[BEGIN SOURCE DATA]

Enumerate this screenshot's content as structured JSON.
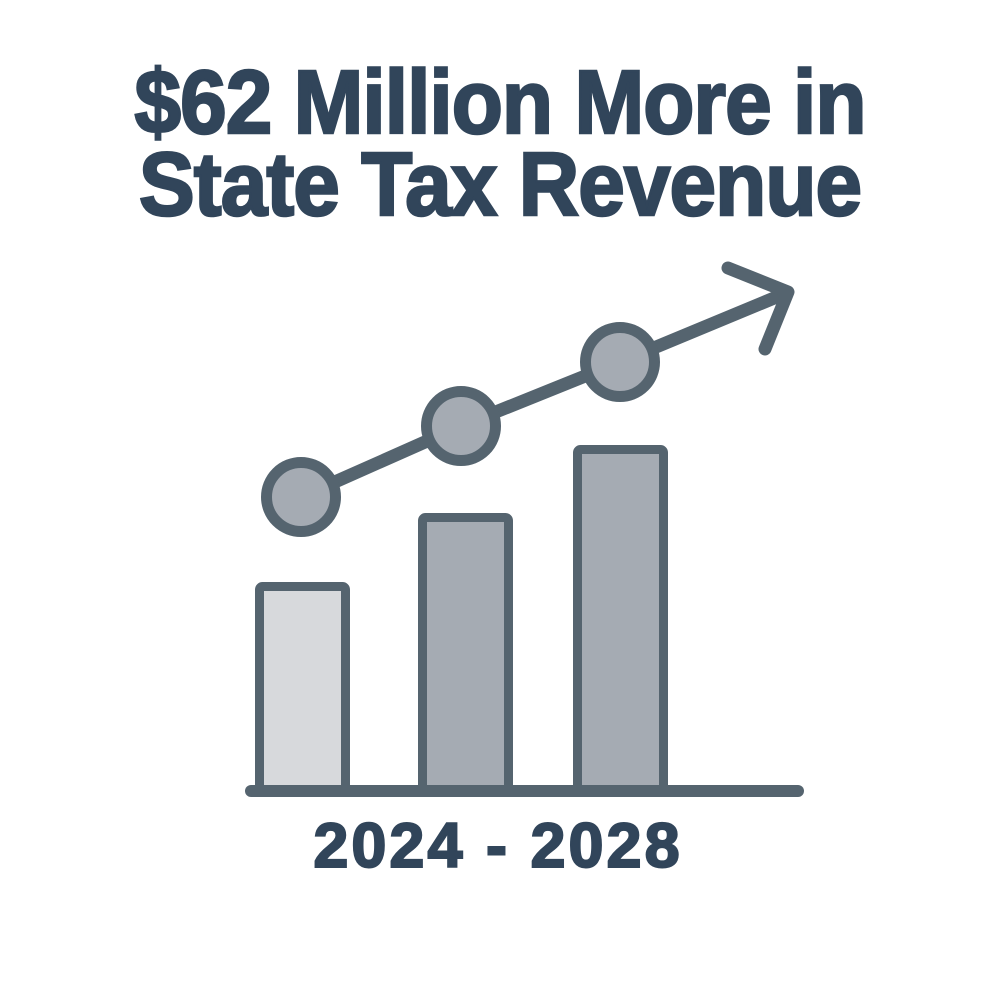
{
  "page": {
    "background": "#ffffff"
  },
  "title": {
    "line1": "$62 Million More in",
    "line2": "State Tax Revenue",
    "color": "#31455a"
  },
  "x_axis_label": "2024 - 2028",
  "icon": {
    "name": "rising-bar-chart-with-trend-arrow",
    "stroke_color": "#55646f",
    "bar_fill_light": "#d7d9dc",
    "bar_fill_mid": "#a5abb3",
    "marker_fill": "#a5abb3"
  },
  "chart_data": {
    "type": "bar",
    "title": "$62 Million More in State Tax Revenue",
    "xlabel": "2024 - 2028",
    "bar_count": 3,
    "values": [
      215,
      284,
      352
    ],
    "value_units": "relative height (decorative infographic, no numeric axis shown)",
    "trend": {
      "type": "line-with-arrow",
      "direction": "increasing",
      "points": [
        [
          301,
          497
        ],
        [
          461,
          426
        ],
        [
          620,
          362
        ]
      ],
      "line_end": [
        779,
        296
      ],
      "arrowhead": [
        [
          728,
          268
        ],
        [
          788,
          292
        ],
        [
          765,
          349
        ]
      ]
    },
    "legend": "none",
    "grid": "off"
  }
}
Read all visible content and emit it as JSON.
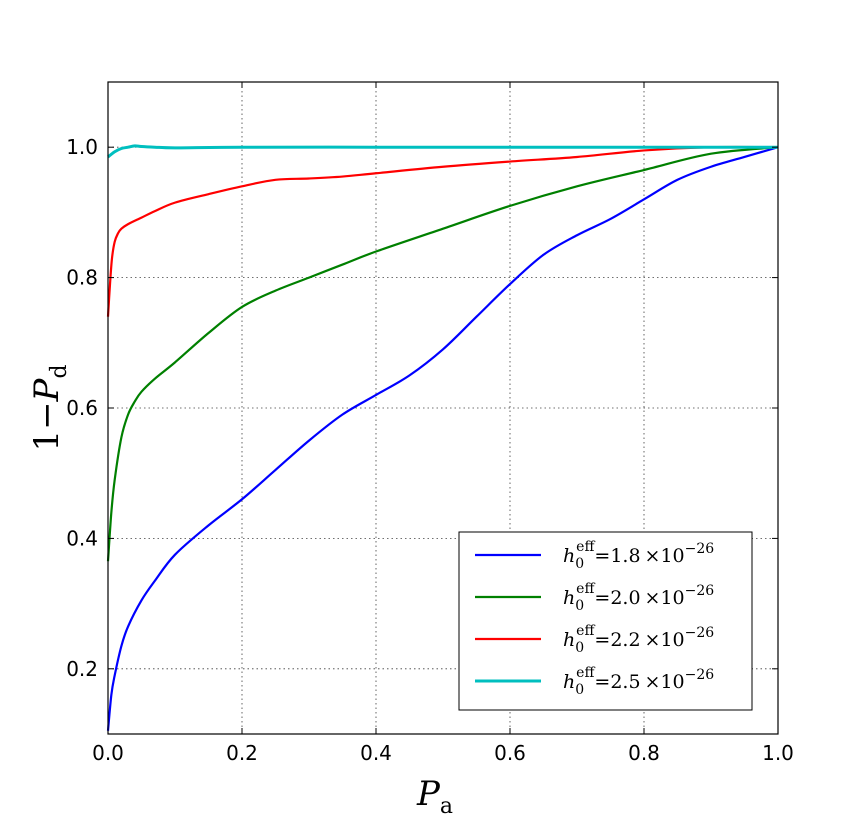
{
  "chart_data": {
    "type": "line",
    "xlabel": {
      "main": "P",
      "sub": "a"
    },
    "ylabel": {
      "prefix": "1−",
      "main": "P",
      "sub": "d"
    },
    "xlim": [
      0.0,
      1.0
    ],
    "ylim": [
      0.1,
      1.1
    ],
    "xticks": [
      0.0,
      0.2,
      0.4,
      0.6,
      0.8,
      1.0
    ],
    "xtick_labels": [
      "0.0",
      "0.2",
      "0.4",
      "0.6",
      "0.8",
      "1.0"
    ],
    "yticks": [
      0.2,
      0.4,
      0.6,
      0.8,
      1.0
    ],
    "ytick_labels": [
      "0.2",
      "0.4",
      "0.6",
      "0.8",
      "1.0"
    ],
    "grid": true,
    "legend_position": "lower-right",
    "series": [
      {
        "name": "h0eff = 1.8 ×10−26",
        "legend": {
          "sym": "h",
          "sub": "0",
          "sup": "eff",
          "eq": "=1.8",
          "times": "×10",
          "exp": "−26"
        },
        "color": "#0000ff",
        "x": [
          0.0,
          0.005,
          0.01,
          0.02,
          0.03,
          0.05,
          0.07,
          0.1,
          0.15,
          0.2,
          0.25,
          0.3,
          0.35,
          0.4,
          0.45,
          0.5,
          0.55,
          0.6,
          0.65,
          0.7,
          0.75,
          0.8,
          0.85,
          0.9,
          0.95,
          1.0
        ],
        "y": [
          0.105,
          0.16,
          0.19,
          0.235,
          0.265,
          0.305,
          0.335,
          0.375,
          0.42,
          0.46,
          0.505,
          0.55,
          0.59,
          0.62,
          0.65,
          0.69,
          0.74,
          0.79,
          0.835,
          0.865,
          0.89,
          0.92,
          0.95,
          0.97,
          0.985,
          1.0
        ]
      },
      {
        "name": "h0eff = 2.0 ×10−26",
        "legend": {
          "sym": "h",
          "sub": "0",
          "sup": "eff",
          "eq": "=2.0",
          "times": "×10",
          "exp": "−26"
        },
        "color": "#008000",
        "x": [
          0.0,
          0.005,
          0.01,
          0.02,
          0.03,
          0.04,
          0.05,
          0.07,
          0.1,
          0.15,
          0.2,
          0.25,
          0.3,
          0.35,
          0.4,
          0.5,
          0.6,
          0.7,
          0.8,
          0.9,
          1.0
        ],
        "y": [
          0.365,
          0.44,
          0.49,
          0.555,
          0.59,
          0.61,
          0.625,
          0.645,
          0.67,
          0.715,
          0.755,
          0.78,
          0.8,
          0.82,
          0.84,
          0.875,
          0.91,
          0.94,
          0.965,
          0.99,
          1.0
        ]
      },
      {
        "name": "h0eff = 2.2 ×10−26",
        "legend": {
          "sym": "h",
          "sub": "0",
          "sup": "eff",
          "eq": "=2.2",
          "times": "×10",
          "exp": "−26"
        },
        "color": "#ff0000",
        "x": [
          0.0,
          0.003,
          0.006,
          0.01,
          0.015,
          0.02,
          0.03,
          0.05,
          0.07,
          0.1,
          0.15,
          0.2,
          0.25,
          0.3,
          0.35,
          0.4,
          0.5,
          0.6,
          0.7,
          0.8,
          0.9,
          1.0
        ],
        "y": [
          0.74,
          0.79,
          0.83,
          0.855,
          0.868,
          0.875,
          0.882,
          0.892,
          0.902,
          0.915,
          0.928,
          0.94,
          0.95,
          0.952,
          0.955,
          0.96,
          0.97,
          0.978,
          0.985,
          0.995,
          1.0,
          1.0
        ]
      },
      {
        "name": "h0eff = 2.5 ×10−26",
        "legend": {
          "sym": "h",
          "sub": "0",
          "sup": "eff",
          "eq": "=2.5",
          "times": "×10",
          "exp": "−26"
        },
        "color": "#00bfbf",
        "x": [
          0.0,
          0.01,
          0.02,
          0.03,
          0.04,
          0.05,
          0.07,
          0.1,
          0.2,
          0.4,
          0.6,
          0.8,
          1.0
        ],
        "y": [
          0.985,
          0.993,
          0.998,
          1.0,
          1.002,
          1.001,
          1.0,
          0.999,
          1.0,
          1.0,
          1.0,
          1.0,
          1.0
        ]
      }
    ]
  }
}
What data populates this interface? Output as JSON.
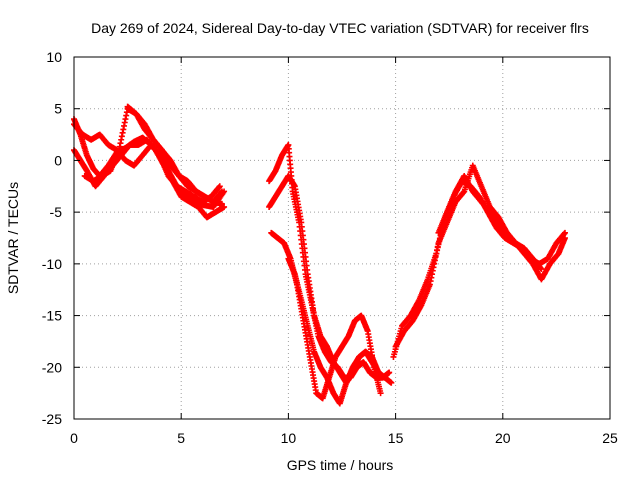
{
  "chart_data": {
    "type": "scatter",
    "title": "Day 269 of 2024, Sidereal Day-to-day VTEC variation (SDTVAR) for receiver flrs",
    "xlabel": "GPS time / hours",
    "ylabel": "SDTVAR / TECUs",
    "xlim": [
      0,
      25
    ],
    "ylim": [
      -25,
      10
    ],
    "xticks": [
      "0",
      "5",
      "10",
      "15",
      "20",
      "25"
    ],
    "yticks": [
      "10",
      "5",
      "0",
      "-5",
      "-10",
      "-15",
      "-20",
      "-25"
    ],
    "grid": true,
    "marker": "plus",
    "colors": {
      "series": "#ff0000",
      "grid": "#a0a0a0",
      "axes": "#000000"
    },
    "series": [
      {
        "x": [
          0.0,
          0.3,
          0.6,
          0.9,
          1.2,
          1.6,
          2.0,
          2.4,
          2.8,
          3.2,
          3.6,
          4.0,
          4.4,
          4.8,
          5.2,
          5.6,
          6.0,
          6.5,
          7.0
        ],
        "y": [
          4.0,
          2.5,
          0.5,
          -0.8,
          -1.5,
          -0.5,
          0.8,
          1.2,
          1.8,
          2.2,
          1.5,
          0.5,
          -1.0,
          -2.5,
          -3.5,
          -4.0,
          -4.3,
          -4.5,
          -3.0
        ]
      },
      {
        "x": [
          0.0,
          0.3,
          0.6,
          1.0,
          1.4,
          1.8,
          2.2,
          2.6,
          3.0,
          3.4,
          3.8,
          4.2,
          4.6,
          5.0,
          5.4,
          5.8,
          6.2,
          6.6,
          7.0
        ],
        "y": [
          1.0,
          0.0,
          -1.0,
          -2.5,
          -1.5,
          -0.5,
          0.5,
          1.5,
          1.5,
          2.0,
          1.0,
          -0.5,
          -2.0,
          -3.5,
          -4.0,
          -4.5,
          -5.5,
          -5.0,
          -4.5
        ]
      },
      {
        "x": [
          0.0,
          0.4,
          0.8,
          1.2,
          1.6,
          2.0,
          2.4,
          2.8,
          3.2,
          3.6,
          4.0,
          4.4,
          4.8,
          5.2,
          5.6,
          6.0,
          6.4,
          6.8
        ],
        "y": [
          3.5,
          2.5,
          2.0,
          2.5,
          1.5,
          1.0,
          0.0,
          -0.5,
          0.5,
          1.5,
          0.5,
          -1.5,
          -2.5,
          -3.0,
          -3.5,
          -4.0,
          -3.5,
          -2.5
        ]
      },
      {
        "x": [
          0.5,
          0.9,
          1.3,
          1.7,
          2.1,
          2.5,
          2.9,
          3.3,
          3.7,
          4.1,
          4.5,
          4.9,
          5.3,
          5.7,
          6.1,
          6.5,
          6.9
        ],
        "y": [
          -1.5,
          -2.0,
          -1.5,
          -1.0,
          1.0,
          5.0,
          4.5,
          3.0,
          2.0,
          1.0,
          -0.5,
          -1.5,
          -2.0,
          -3.0,
          -3.5,
          -4.0,
          -3.0
        ]
      },
      {
        "x": [
          2.5,
          2.9,
          3.3,
          3.7,
          4.1,
          4.5,
          4.9,
          5.3,
          5.7,
          6.1,
          6.5,
          6.9
        ],
        "y": [
          5.2,
          4.5,
          3.5,
          2.0,
          1.0,
          0.0,
          -1.5,
          -2.5,
          -3.0,
          -3.5,
          -4.0,
          -4.2
        ]
      },
      {
        "x": [
          9.1,
          9.4,
          9.7,
          10.0,
          10.2,
          10.5,
          10.8,
          11.1,
          11.4,
          11.7,
          12.0,
          12.3,
          12.6,
          12.9,
          13.2,
          13.5,
          13.8,
          14.1,
          14.4,
          14.7
        ],
        "y": [
          -2.0,
          -1.0,
          0.5,
          1.5,
          -3.0,
          -6.0,
          -11.0,
          -14.0,
          -17.0,
          -18.5,
          -19.5,
          -20.0,
          -21.0,
          -21.0,
          -20.0,
          -19.5,
          -20.5,
          -21.0,
          -21.0,
          -20.5
        ]
      },
      {
        "x": [
          9.1,
          9.4,
          9.7,
          10.0,
          10.3,
          10.6,
          10.9,
          11.2,
          11.5,
          11.8,
          12.1,
          12.4,
          12.7,
          13.0,
          13.3,
          13.6,
          13.9,
          14.2,
          14.5,
          14.8
        ],
        "y": [
          -4.5,
          -3.5,
          -2.5,
          -1.5,
          -2.5,
          -6.0,
          -11.0,
          -15.0,
          -17.0,
          -18.0,
          -19.5,
          -20.5,
          -21.5,
          -20.5,
          -19.0,
          -18.5,
          -19.5,
          -20.5,
          -21.0,
          -21.5
        ]
      },
      {
        "x": [
          9.2,
          9.5,
          9.8,
          10.1,
          10.4,
          10.7,
          11.0,
          11.3,
          11.6,
          11.9,
          12.2,
          12.5,
          12.8,
          13.1,
          13.4,
          13.7,
          14.0,
          14.3
        ],
        "y": [
          -7.0,
          -7.5,
          -8.0,
          -9.5,
          -12.0,
          -15.5,
          -19.0,
          -22.5,
          -23.0,
          -21.0,
          -19.0,
          -18.0,
          -17.0,
          -15.5,
          -15.0,
          -16.5,
          -20.0,
          -22.5
        ]
      },
      {
        "x": [
          10.0,
          10.3,
          10.6,
          10.9,
          11.2,
          11.5,
          11.8,
          12.1,
          12.4,
          12.7,
          13.0,
          13.3,
          13.6,
          13.9,
          14.2,
          14.5
        ],
        "y": [
          -9.5,
          -11.0,
          -13.5,
          -16.0,
          -18.5,
          -20.0,
          -21.0,
          -22.5,
          -23.5,
          -21.5,
          -20.0,
          -19.0,
          -18.5,
          -19.0,
          -20.5,
          -21.0
        ]
      },
      {
        "x": [
          14.9,
          15.3,
          15.7,
          16.1,
          16.5,
          16.9,
          17.3,
          17.7,
          18.1,
          18.5,
          18.9,
          19.3,
          19.7,
          20.1,
          20.5,
          20.9,
          21.3,
          21.7,
          22.1,
          22.5,
          22.9
        ],
        "y": [
          -19.0,
          -16.0,
          -15.0,
          -13.5,
          -11.5,
          -9.0,
          -5.5,
          -3.5,
          -2.0,
          -2.5,
          -3.5,
          -5.0,
          -6.5,
          -7.5,
          -8.0,
          -8.5,
          -9.5,
          -10.0,
          -9.5,
          -8.0,
          -7.0
        ]
      },
      {
        "x": [
          15.0,
          15.4,
          15.8,
          16.2,
          16.6,
          17.0,
          17.4,
          17.8,
          18.2,
          18.6,
          19.0,
          19.4,
          19.8,
          20.2,
          20.6,
          21.0,
          21.4,
          21.8,
          22.2,
          22.6,
          22.9
        ],
        "y": [
          -18.0,
          -16.5,
          -15.5,
          -14.0,
          -12.0,
          -8.0,
          -6.0,
          -4.0,
          -3.0,
          -0.5,
          -2.5,
          -4.5,
          -5.5,
          -7.0,
          -8.0,
          -9.0,
          -10.0,
          -11.5,
          -10.0,
          -9.0,
          -7.5
        ]
      },
      {
        "x": [
          17.0,
          17.4,
          17.8,
          18.2,
          18.6,
          19.0,
          19.4,
          19.8,
          20.2,
          20.6,
          21.0,
          21.4,
          21.8
        ],
        "y": [
          -7.0,
          -5.0,
          -3.0,
          -1.5,
          -3.0,
          -4.0,
          -5.0,
          -6.0,
          -7.5,
          -8.0,
          -8.5,
          -9.5,
          -10.5
        ]
      }
    ]
  }
}
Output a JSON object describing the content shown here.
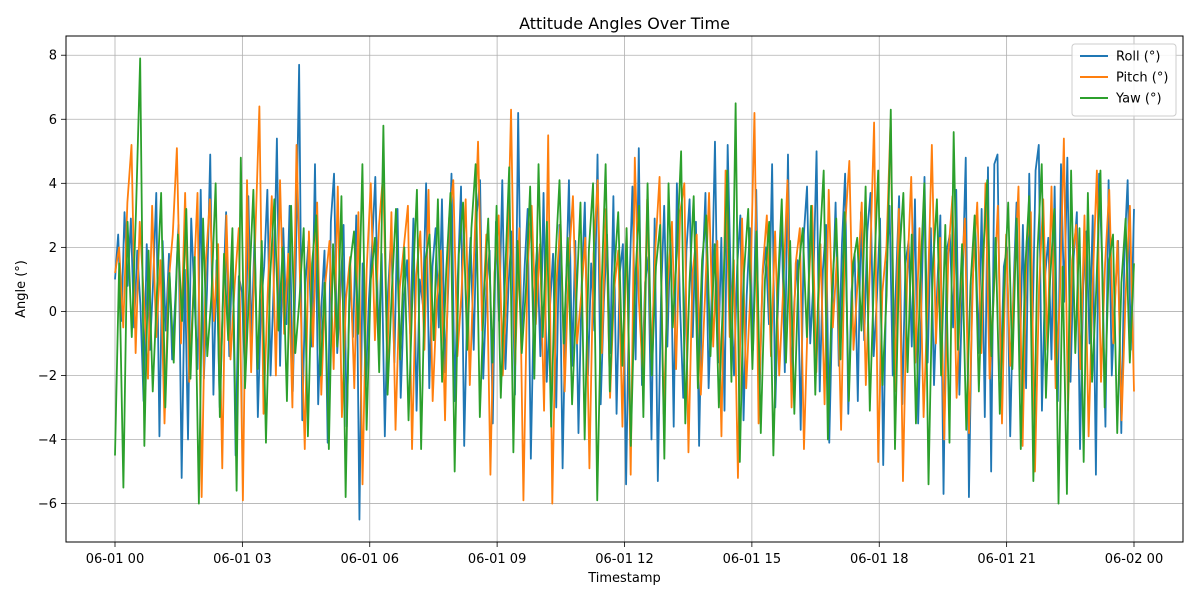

[END SOURCE DATA]

* **INSTRUCTIONS FOR THE TASK**
Show the lines from the data above that contain the string "type".

* **OUTPUT BELOW**
    "type": "bar",
      "type": "line-with-arrow",
    "type": "line",
    "type": "scatter",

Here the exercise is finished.